Direction: Could you write out every record below exactly, leaving out any pictures?

Material shown:
━━━━━━━━━━

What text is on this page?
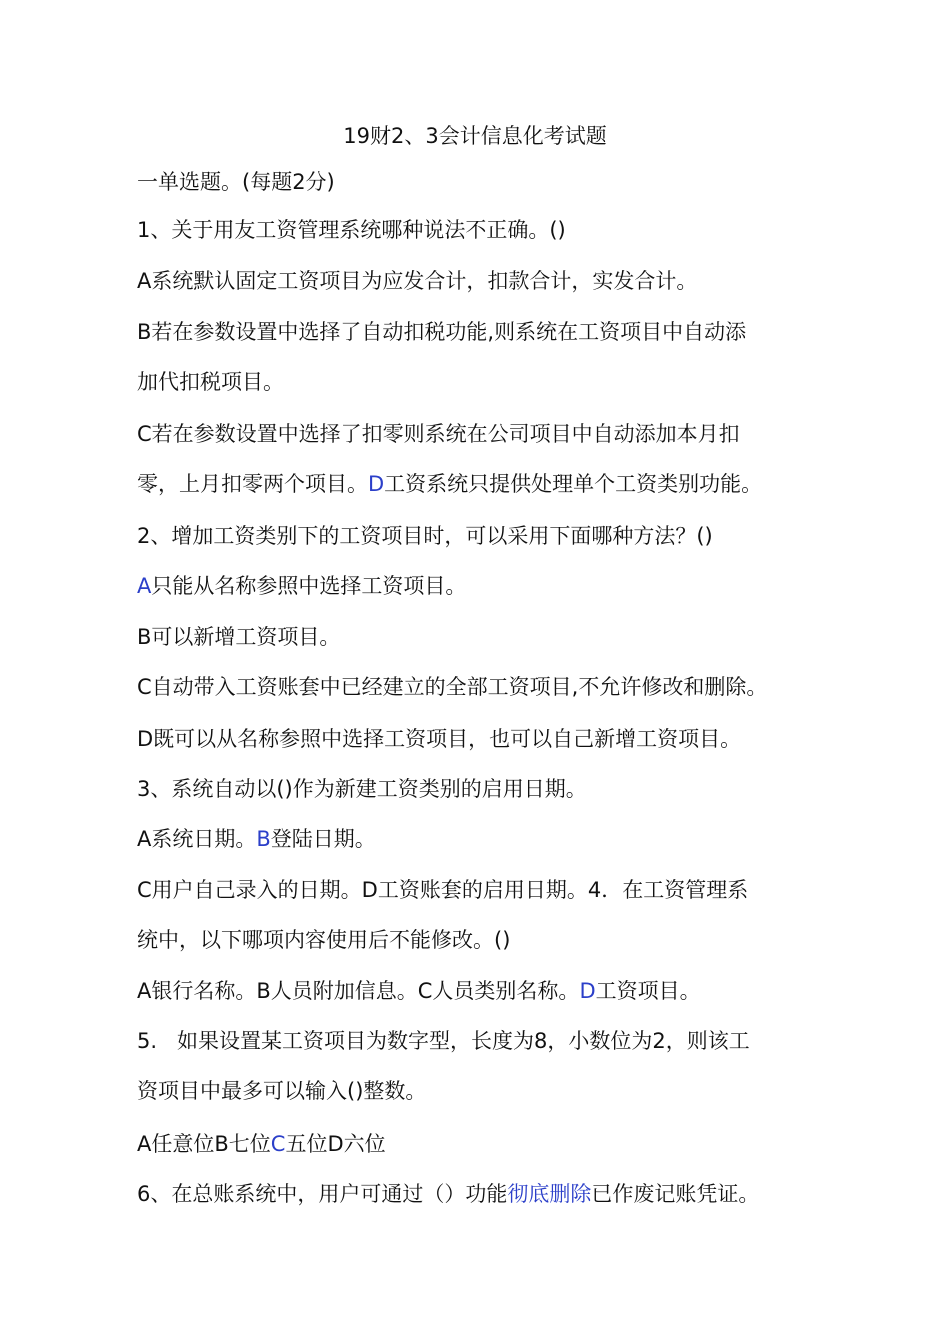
19财2、3会计信息化考试题
一单选题。(每题2分)
1、关于用友工资管理系统哪种说法不正确。()
A系统默认固定工资项目为应发合计，扣款合计，实发合计。
B若在参数设置中选择了自动扣税功能,则系统在工资项目中自动添
加代扣税项目。
C若在参数设置中选择了扣零则系统在公司项目中自动添加本月扣
零，上月扣零两个项目。D工资系统只提供处理单个工资类别功能。
2、增加工资类别下的工资项目时，可以采用下面哪种方法？()
A只能从名称参照中选择工资项目。
B可以新增工资项目。
C自动带入工资账套中已经建立的全部工资项目,不允许修改和删除。
D既可以从名称参照中选择工资项目，也可以自己新增工资项目。
3、系统自动以()作为新建工资类别的启用日期。
A系统日期。B登陆日期。
C用户自己录入的日期。D工资账套的启用日期。4．在工资管理系
统中，以下哪项内容使用后不能修改。()
A银行名称。B人员附加信息。C人员类别名称。D工资项目。
5.   如果设置某工资项目为数字型，长度为8，小数位为2，则该工
资项目中最多可以输入()整数。
A任意位B七位C五位D六位
6、在总账系统中，用户可通过（）功能彻底删除已作废记账凭证。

━━━━━━━━━━

Task response:
What text is on this page?
19财2、3会计信息化考试题
一单选题。(每题2分)
1、关于用友工资管理系统哪种说法不正确。()
A系统默认固定工资项目为应发合计，扣款合计，实发合计。
B若在参数设置中选择了自动扣税功能,则系统在工资项目中自动添
加代扣税项目。
C若在参数设置中选择了扣零则系统在公司项目中自动添加本月扣
零，上月扣零两个项目。D工资系统只提供处理单个工资类别功能。
2、增加工资类别下的工资项目时，可以采用下面哪种方法？()
A只能从名称参照中选择工资项目。
B可以新增工资项目。
C自动带入工资账套中已经建立的全部工资项目,不允许修改和删除。
D既可以从名称参照中选择工资项目，也可以自己新增工资项目。
3、系统自动以()作为新建工资类别的启用日期。
A系统日期。B登陆日期。
C用户自己录入的日期。D工资账套的启用日期。4．在工资管理系
统中，以下哪项内容使用后不能修改。()
A银行名称。B人员附加信息。C人员类别名称。D工资项目。
5.   如果设置某工资项目为数字型，长度为8，小数位为2，则该工
资项目中最多可以输入()整数。
A任意位B七位C五位D六位
6、在总账系统中，用户可通过（）功能彻底删除已作废记账凭证。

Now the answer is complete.